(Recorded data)
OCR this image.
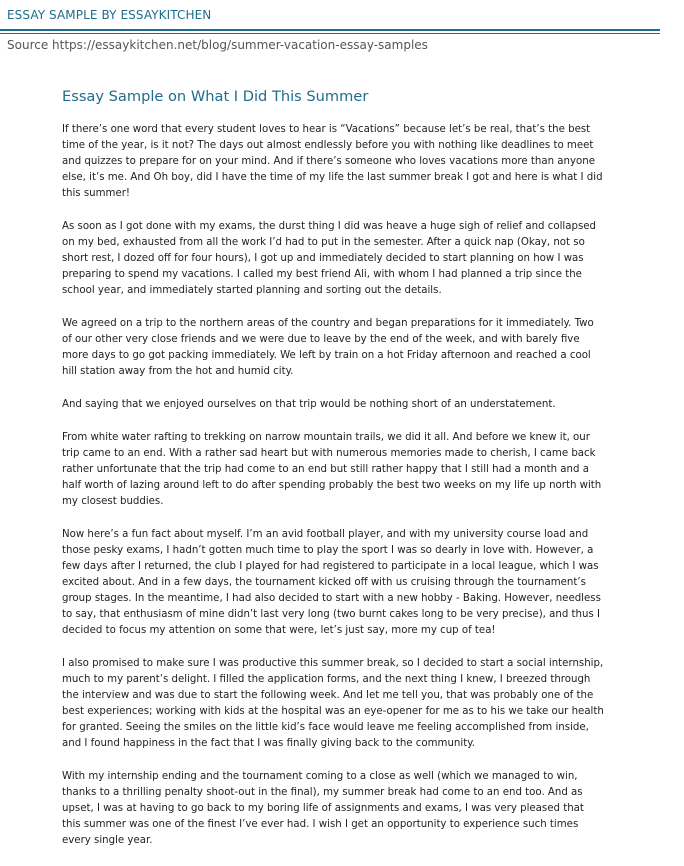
ESSAY SAMPLE BY ESSAYKITCHEN
Source https://essaykitchen.net/blog/summer-vacation-essay-samples
Essay Sample on What I Did This Summer

If there’s one word that every student loves to hear is “Vacations” because let’s be real, that’s the best time of the year, is it not? The days out almost endlessly before you with nothing like deadlines to meet and quizzes to prepare for on your mind. And if there’s someone who loves vacations more than anyone else, it’s me. And Oh boy, did I have the time of my life the last summer break I got and here is what I did this summer!

As soon as I got done with my exams, the durst thing I did was heave a huge sigh of relief and collapsed on my bed, exhausted from all the work I’d had to put in the semester. After a quick nap (Okay, not so short rest, I dozed off for four hours), I got up and immediately decided to start planning on how I was preparing to spend my vacations. I called my best friend Ali, with whom I had planned a trip since the school year, and immediately started planning and sorting out the details.

We agreed on a trip to the northern areas of the country and began preparations for it immediately. Two of our other very close friends and we were due to leave by the end of the week, and with barely five more days to go got packing immediately. We left by train on a hot Friday afternoon and reached a cool hill station away from the hot and humid city.

And saying that we enjoyed ourselves on that trip would be nothing short of an understatement.

From white water rafting to trekking on narrow mountain trails, we did it all. And before we knew it, our trip came to an end. With a rather sad heart but with numerous memories made to cherish, I came back rather unfortunate that the trip had come to an end but still rather happy that I still had a month and a half worth of lazing around left to do after spending probably the best two weeks on my life up north with my closest buddies.

Now here’s a fun fact about myself. I’m an avid football player, and with my university course load and those pesky exams, I hadn’t gotten much time to play the sport I was so dearly in love with. However, a few days after I returned, the club I played for had registered to participate in a local league, which I was excited about. And in a few days, the tournament kicked off with us cruising through the tournament’s group stages. In the meantime, I had also decided to start with a new hobby - Baking. However, needless to say, that enthusiasm of mine didn’t last very long (two burnt cakes long to be very precise), and thus I decided to focus my attention on some that were, let’s just say, more my cup of tea!

I also promised to make sure I was productive this summer break, so I decided to start a social internship, much to my parent’s delight. I filled the application forms, and the next thing I knew, I breezed through the interview and was due to start the following week. And let me tell you, that was probably one of the best experiences; working with kids at the hospital was an eye-opener for me as to his we take our health for granted. Seeing the smiles on the little kid’s face would leave me feeling accomplished from inside, and I found happiness in the fact that I was finally giving back to the community.

With my internship ending and the tournament coming to a close as well (which we managed to win, thanks to a thrilling penalty shoot-out in the final), my summer break had come to an end too. And as upset, I was at having to go back to my boring life of assignments and exams, I was very pleased that this summer was one of the finest I’ve ever had. I wish I get an opportunity to experience such times every single year.
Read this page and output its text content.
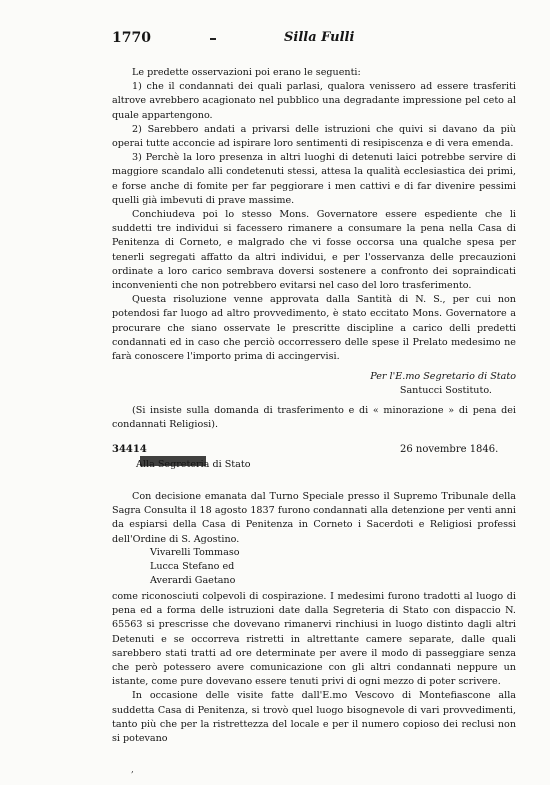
1770	Silla Fulli

Le predette osservazioni poi erano le seguenti:

1) che il condannati dei quali parlasi, qualora venissero ad essere trasferiti altrove avrebbero acagionato nel pubblico una degradante impressione pel ceto al quale appartengono.

2) Sarebbero andati a privarsi delle istruzioni che quivi si davano da più operai tutte acconcie ad ispirare loro sentimenti di resipiscenza e di vera emenda.

3) Perchè la loro presenza in altri luoghi di detenuti laici potrebbe servire di maggiore scandalo alli condetenuti stessi, attesa la qualità ecclesiastica dei primi, e forse anche di fomite per far peggiorare i men cattivi e di far divenire pessimi quelli già imbevuti di prave massime.

Conchiudeva poi lo stesso Mons. Governatore essere espediente che li suddetti tre individui si facessero rimanere a consumare la pena nella Casa di Penitenza di Corneto, e malgrado che vi fosse occorsa una qualche spesa per tenerli segregati affatto da altri individui, e per l'osservanza delle precauzioni ordinate a loro carico sembrava doversi sostenere a confronto dei sopraindicati inconvenienti che non potrebbero evitarsi nel caso del loro trasferimento.

Questa risoluzione venne approvata dalla Santità di N. S., per cui non potendosi far luogo ad altro provvedimento, è stato eccitato Mons. Governatore a procurare che siano osservate le prescritte discipline a carico delli predetti condannati ed in caso che perciò occorressero delle spese il Prelato medesimo ne farà conoscere l'importo prima di accingervisi.

Per l'E.mo Segretario di Stato

Santucci Sostituto.

(Si insiste sulla domanda di trasferimento e di « minorazione » di pena dei condannati Religiosi).

34414	26 novembre 1846.

Alla Segreteria di Stato

Con decisione emanata dal Turno Speciale presso il Supremo Tribunale della Sagra Consulta il 18 agosto 1837 furono condannati alla detenzione per venti anni da espiarsi della Casa di Penitenza in Corneto i Sacerdoti e Religiosi professi dell'Ordine di S. Agostino.

Vivarelli Tommaso
Lucca Stefano ed
Averardi Gaetano

come riconosciuti colpevoli di cospirazione. I medesimi furono tradotti al luogo di pena ed a forma delle istruzioni date dalla Segreteria di Stato con dispaccio N. 65563 si prescrisse che dovevano rimanervi rinchiusi in luogo distinto dagli altri Detenuti e se occorreva ristretti in altrettante camere separate, dalle quali sarebbero stati tratti ad ore determinate per avere il modo di passeggiare senza che però potessero avere comunicazione con gli altri condannati neppure un istante, come pure dovevano essere tenuti privi di ogni mezzo di poter scrivere.

In occasione delle visite fatte dall'E.mo Vescovo di Montefiascone alla suddetta Casa di Penitenza, si trovò quel luogo bisognevole di vari provvedimenti, tanto più che per la ristrettezza del locale e per il numero copioso dei reclusi non si potevano

,
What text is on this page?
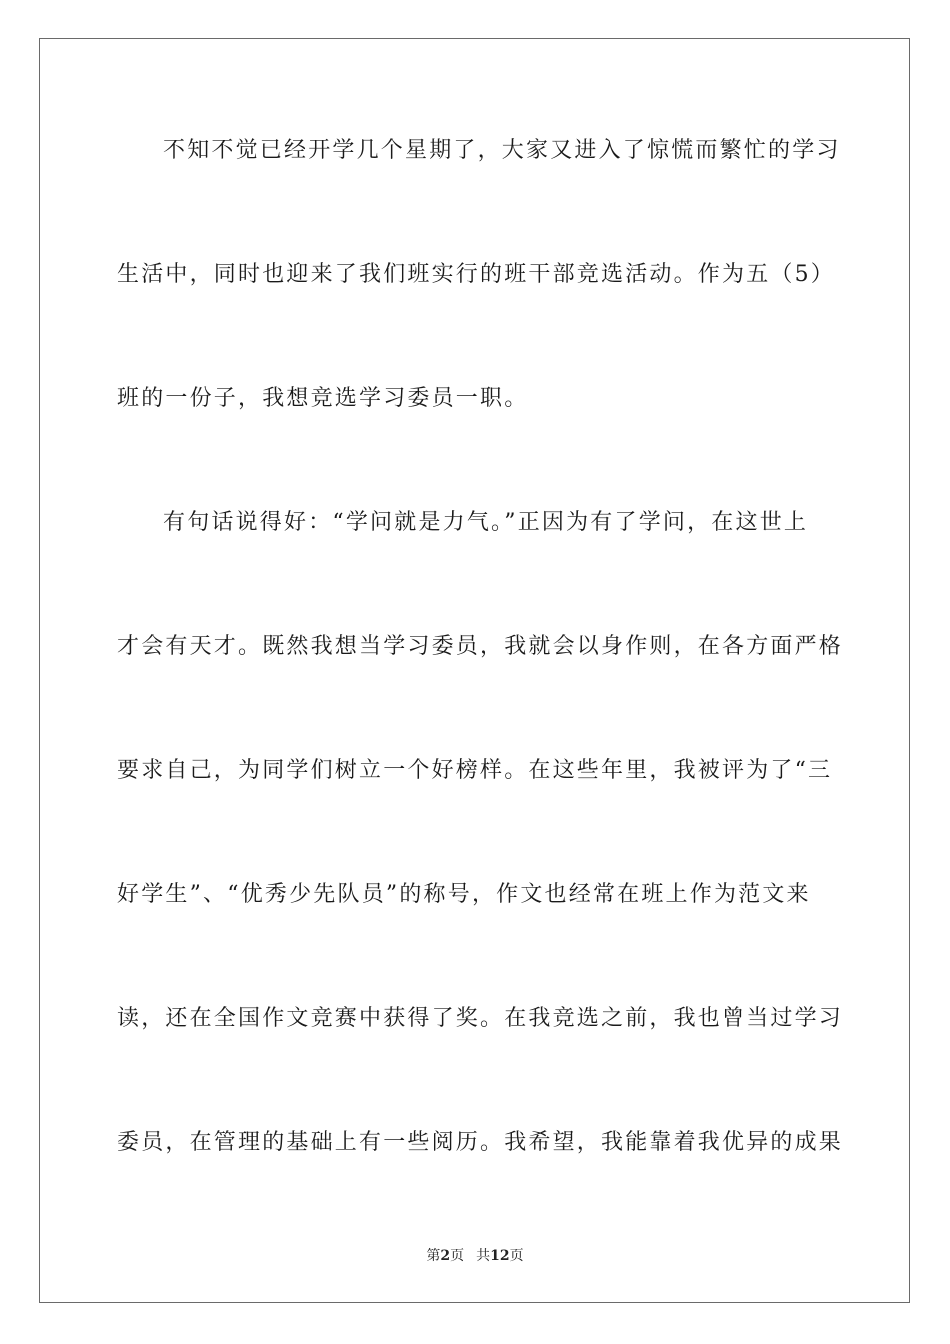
不知不觉已经开学几个星期了，大家又进入了惊慌而繁忙的学习
生活中，同时也迎来了我们班实行的班干部竞选活动。作为五（5）
班的一份子，我想竞选学习委员一职。
有句话说得好：“学问就是力气。”正因为有了学问，在这世上
才会有天才。既然我想当学习委员，我就会以身作则，在各方面严格
要求自己，为同学们树立一个好榜样。在这些年里，我被评为了“三
好学生”、“优秀少先队员”的称号，作文也经常在班上作为范文来
读，还在全国作文竞赛中获得了奖。在我竞选之前，我也曾当过学习
委员，在管理的基础上有一些阅历。我希望，我能靠着我优异的成果
第2页 共12页
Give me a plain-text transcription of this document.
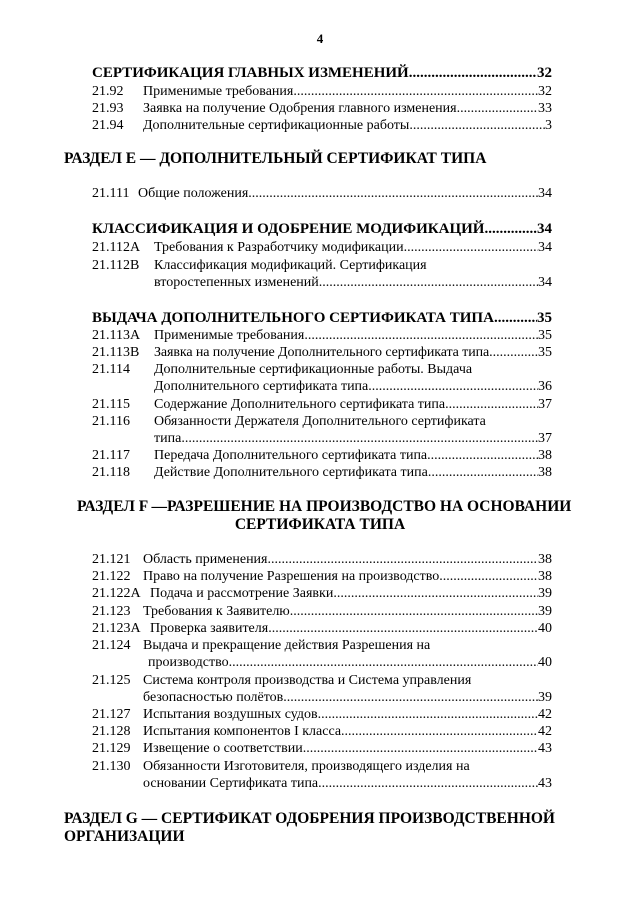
4
СЕРТИФИКАЦИЯ ГЛАВНЫХ ИЗМЕНЕНИЙ .....	32
21.92	Применимые требования .....	32
21.93	Заявка на получение Одобрения главного изменения .....	33
21.94	Дополнительные сертификационные работы .....	3
РАЗДЕЛ Е — ДОПОЛНИТЕЛЬНЫЙ СЕРТИФИКАТ ТИПА
21.111 Общие положения .....	34
КЛАССИФИКАЦИЯ И ОДОБРЕНИЕ МОДИФИКАЦИЙ .....	34
21.112А Требования к Разработчику модификации .....	34
21.112В Классификация модификаций. Сертификация
второстепенных изменений .....	34
ВЫДАЧА ДОПОЛНИТЕЛЬНОГО СЕРТИФИКАТА ТИПА .....	35
21.113А Применимые требования .....	35
21.113В	Заявка на получение Дополнительного сертификата типа .....	35
21.114 Дополнительные сертификационные работы. Выдача
Дополнительного сертификата типа .....	36
21.115	Содержание Дополнительного сертификата типа .....	37
21.116 Обязанности Держателя Дополнительного сертификата
типа .....	37
21.117	Передача Дополнительного сертификата типа .....	38
21.118	Действие Дополнительного сертификата типа .....	38
РАЗДЕЛ F —РАЗРЕШЕНИЕ НА ПРОИЗВОДСТВО НА ОСНОВАНИИ
СЕРТИФИКАТА ТИПА
21.121 Область применения .....	38
21.122 Право на получение Разрешения на производство .....	38
21.122А Подача и рассмотрение Заявки .....	39
21.123 Требования к Заявителю .....	39
21.123А Проверка заявителя .....	40
21.124 Выдача и прекращение действия Разрешения на
производство .....	40
21.125 Система контроля производства и Система управления
безопасностью полётов .....	39
21.127 Испытания воздушных судов .....	42
21.128 Испытания компонентов I класса .....	42
21.129 Извещение о соответствии .....	43
21.130 Обязанности Изготовителя, производящего изделия на
основании Сертификата типа .....	43
РАЗДЕЛ G — СЕРТИФИКАТ ОДОБРЕНИЯ ПРОИЗВОДСТВЕННОЙ
ОРГАНИЗАЦИИ
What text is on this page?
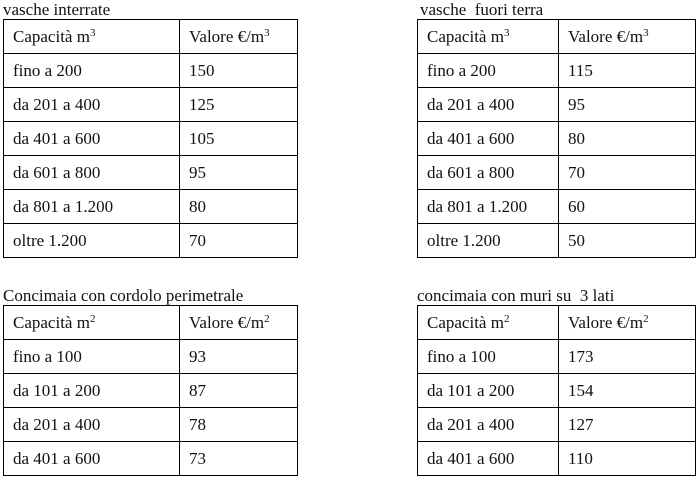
vasche interrate

Capacità $m^3$	Valore $€/m^3$
fino a 200	150
da 201 a 400	125
da 401 a 600	105
da 601 a 800	95
da 801 a 1.200	80
oltre 1.200	70

vasche  fuori terra

Capacità $m^3$	Valore $€/m^3$
fino a 200	115
da 201 a 400	95
da 401 a 600	80
da 601 a 800	70
da 801 a 1.200	60
oltre 1.200	50

Concimaia con cordolo perimetrale

Capacità $m^2$	Valore $€/m^2$
fino a 100	93
da 101 a 200	87
da 201 a 400	78
da 401 a 600	73

concimaia con muri su  3 lati

Capacità $m^2$	Valore $€/m^2$
fino a 100	173
da 101 a 200	154
da 201 a 400	127
da 401 a 600	110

EXERCISE:
Look through the data and show every line containing "сертификационные".

THE REPLY:
21.94	Дополнительные сертификационные работы .....	3
21.114 Дополнительные сертификационные работы. Выдача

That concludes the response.